[Esercizio A]: Nell'estratto sulla fotografia, quali fotografi vengono associati alla figura del ragno?
[Esercizio B]: Nell'estratto sulla fotografia, riscrivi il passo che comincia con le parole "Il cacciatore invece" e si ferma dopo "Fan Ho, Burri.", sostituendo "perfido" con "crudele".

━━━━━ Estratto fornito

Il cacciatore invece è violento; l’atto è irreversibile, la preda può risultare sfigurata, nessuno spazio ai ripensamenti. Meyerowitz, Gilden, Stuart, Parr, Avedon : questi sono alcuni fotografi che mi sembrano adatti nel ruolo di cacciatori. Il ragno è disegnato dalla natura per essere perfido, preciso, efficiente: Fontana, Doisneau, Erwitt, Fan Ho, Burri.

Come mi sento io?

Mah … come ti dicevo - ed è un mio cruccio - vorrei essere molto più coinvolto nelle situazioni che fotografo e, quindi, con il pensiero, mi sento più vicino alla figura del pescatore che, placido, pastura l’acqua circostante, si mette accanto il panino e attende, senza ansia, ma con i sensi all’erta. Nella realtà, invece, ondeggio: mi accorgo di non disdegnare la caccia, soprattutto quella di passo, e, forse anche più spesso, mi diverto anche ad interpretare il ruolo anche del ragno, attento alla precisa tessitura della tela, in attesa che qualcuno ci vada a sbattere contro. Come questo poi si traduce nella qualità delle foto, è tutto da vedere …

Sono finite le domande? Ho vinto qualcosa?

━━━━━━━━━━
━━━━━ Materiale fornito

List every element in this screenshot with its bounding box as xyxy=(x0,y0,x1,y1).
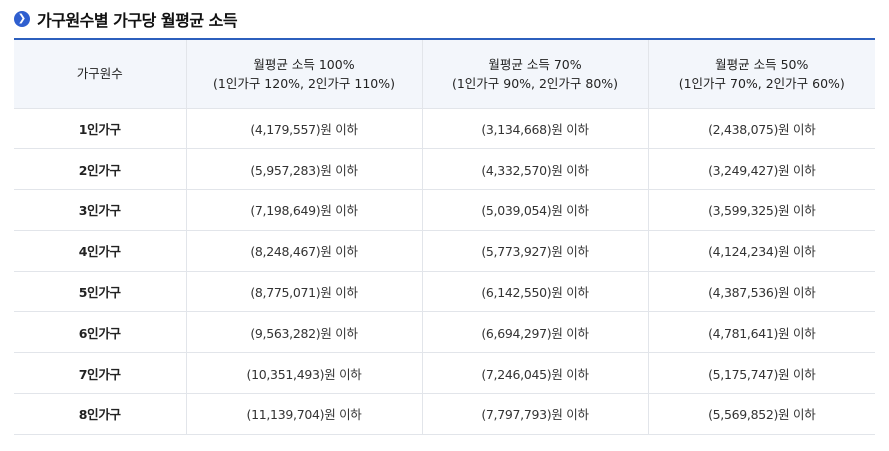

━━━━━━━━━━

[Soluzione completa A]: Fontana, Doisneau, Erwitt, Fan Ho e Burri.

[Soluzione completa B]:
Il cacciatore invece è violento; l’atto è irreversibile, la preda può risultare sfigurata, nessuno spazio ai ripensamenti. Meyerowitz, Gilden, Stuart, Parr, Avedon : questi sono alcuni fotografi che mi sembrano adatti nel ruolo di cacciatori. Il ragno è disegnato dalla natura per essere crudele, preciso, efficiente: Fontana, Doisneau, Erwitt, Fan Ho, Burri.